Copy out the listing that follows exactly, dropping every picture.

━━━ GIVEN ENTRIES

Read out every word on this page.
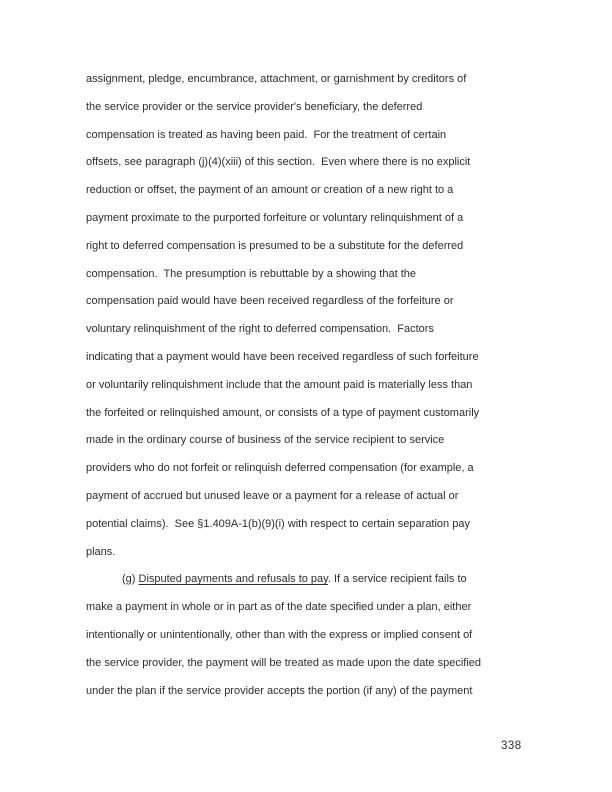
assignment, pledge, encumbrance, attachment, or garnishment by creditors of
the service provider or the service provider's beneficiary, the deferred
compensation is treated as having been paid.  For the treatment of certain
offsets, see paragraph (j)(4)(xiii) of this section.  Even where there is no explicit
reduction or offset, the payment of an amount or creation of a new right to a
payment proximate to the purported forfeiture or voluntary relinquishment of a
right to deferred compensation is presumed to be a substitute for the deferred
compensation.  The presumption is rebuttable by a showing that the
compensation paid would have been received regardless of the forfeiture or
voluntary relinquishment of the right to deferred compensation.  Factors
indicating that a payment would have been received regardless of such forfeiture
or voluntarily relinquishment include that the amount paid is materially less than
the forfeited or relinquished amount, or consists of a type of payment customarily
made in the ordinary course of business of the service recipient to service
providers who do not forfeit or relinquish deferred compensation (for example, a
payment of accrued but unused leave or a payment for a release of actual or
potential claims).  See §1.409A-1(b)(9)(i) with respect to certain separation pay
plans.
(g) Disputed payments and refusals to pay. If a service recipient fails to
make a payment in whole or in part as of the date specified under a plan, either
intentionally or unintentionally, other than with the express or implied consent of
the service provider, the payment will be treated as made upon the date specified
under the plan if the service provider accepts the portion (if any) of the payment
338
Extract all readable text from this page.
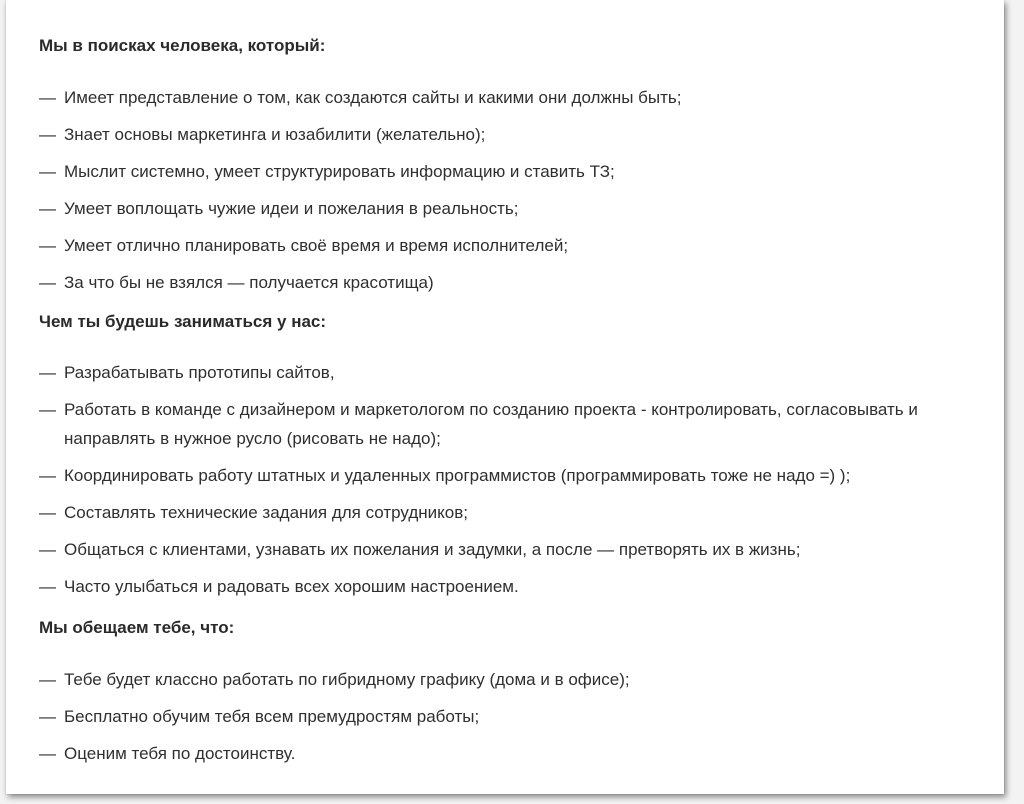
Мы в поисках человека, который:
— Имеет представление о том, как создаются сайты и какими они должны быть;
— Знает основы маркетинга и юзабилити (желательно);
— Мыслит системно, умеет структурировать информацию и ставить ТЗ;
— Умеет воплощать чужие идеи и пожелания в реальность;
— Умеет отлично планировать своё время и время исполнителей;
— За что бы не взялся — получается красотища)
Чем ты будешь заниматься у нас:
— Разрабатывать прототипы сайтов,
— Работать в команде с дизайнером и маркетологом по созданию проекта - контролировать, согласовывать и направлять в нужное русло (рисовать не надо);
— Координировать работу штатных и удаленных программистов (программировать тоже не надо =) );
— Составлять технические задания для сотрудников;
— Общаться с клиентами, узнавать их пожелания и задумки, а после — претворять их в жизнь;
— Часто улыбаться и радовать всех хорошим настроением.
Мы обещаем тебе, что:
— Тебе будет классно работать по гибридному графику (дома и в офисе);
— Бесплатно обучим тебя всем премудростям работы;
— Оценим тебя по достоинству.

━━━━━━

• _WORKED SOLUTION_:
Read out every word on this page.
assignment, pledge, encumbrance, attachment, or garnishment by creditors of
the service provider or the service provider's beneficiary, the deferred
compensation is treated as having been paid.  For the treatment of certain
offsets, see paragraph (j)(4)(xiii) of this section.  Even where there is no explicit
reduction or offset, the payment of an amount or creation of a new right to a
payment proximate to the purported forfeiture or voluntary relinquishment of a
right to deferred compensation is presumed to be a substitute for the deferred
compensation.  The presumption is rebuttable by a showing that the
compensation paid would have been received regardless of the forfeiture or
voluntary relinquishment of the right to deferred compensation.  Factors
indicating that a payment would have been received regardless of such forfeiture
or voluntarily relinquishment include that the amount paid is materially less than
the forfeited or relinquished amount, or consists of a type of payment customarily
made in the ordinary course of business of the service recipient to service
providers who do not forfeit or relinquish deferred compensation (for example, a
payment of accrued but unused leave or a payment for a release of actual or
potential claims).  See §1.409A-1(b)(9)(i) with respect to certain separation pay
plans.
(g) Disputed payments and refusals to pay. If a service recipient fails to
make a payment in whole or in part as of the date specified under a plan, either
intentionally or unintentionally, other than with the express or implied consent of
the service provider, the payment will be treated as made upon the date specified
under the plan if the service provider accepts the portion (if any) of the payment
338
Extract all readable text from this page.
Мы в поисках человека, который:
— Имеет представление о том, как создаются сайты и какими они должны быть;
— Знает основы маркетинга и юзабилити (желательно);
— Мыслит системно, умеет структурировать информацию и ставить ТЗ;
— Умеет воплощать чужие идеи и пожелания в реальность;
— Умеет отлично планировать своё время и время исполнителей;
— За что бы не взялся — получается красотища)
Чем ты будешь заниматься у нас:
— Разрабатывать прототипы сайтов,
— Работать в команде с дизайнером и маркетологом по созданию проекта - контролировать, согласовывать и направлять в нужное русло (рисовать не надо);
— Координировать работу штатных и удаленных программистов (программировать тоже не надо =) );
— Составлять технические задания для сотрудников;
— Общаться с клиентами, узнавать их пожелания и задумки, а после — претворять их в жизнь;
— Часто улыбаться и радовать всех хорошим настроением.
Мы обещаем тебе, что:
— Тебе будет классно работать по гибридному графику (дома и в офисе);
— Бесплатно обучим тебя всем премудростям работы;
— Оценим тебя по достоинству.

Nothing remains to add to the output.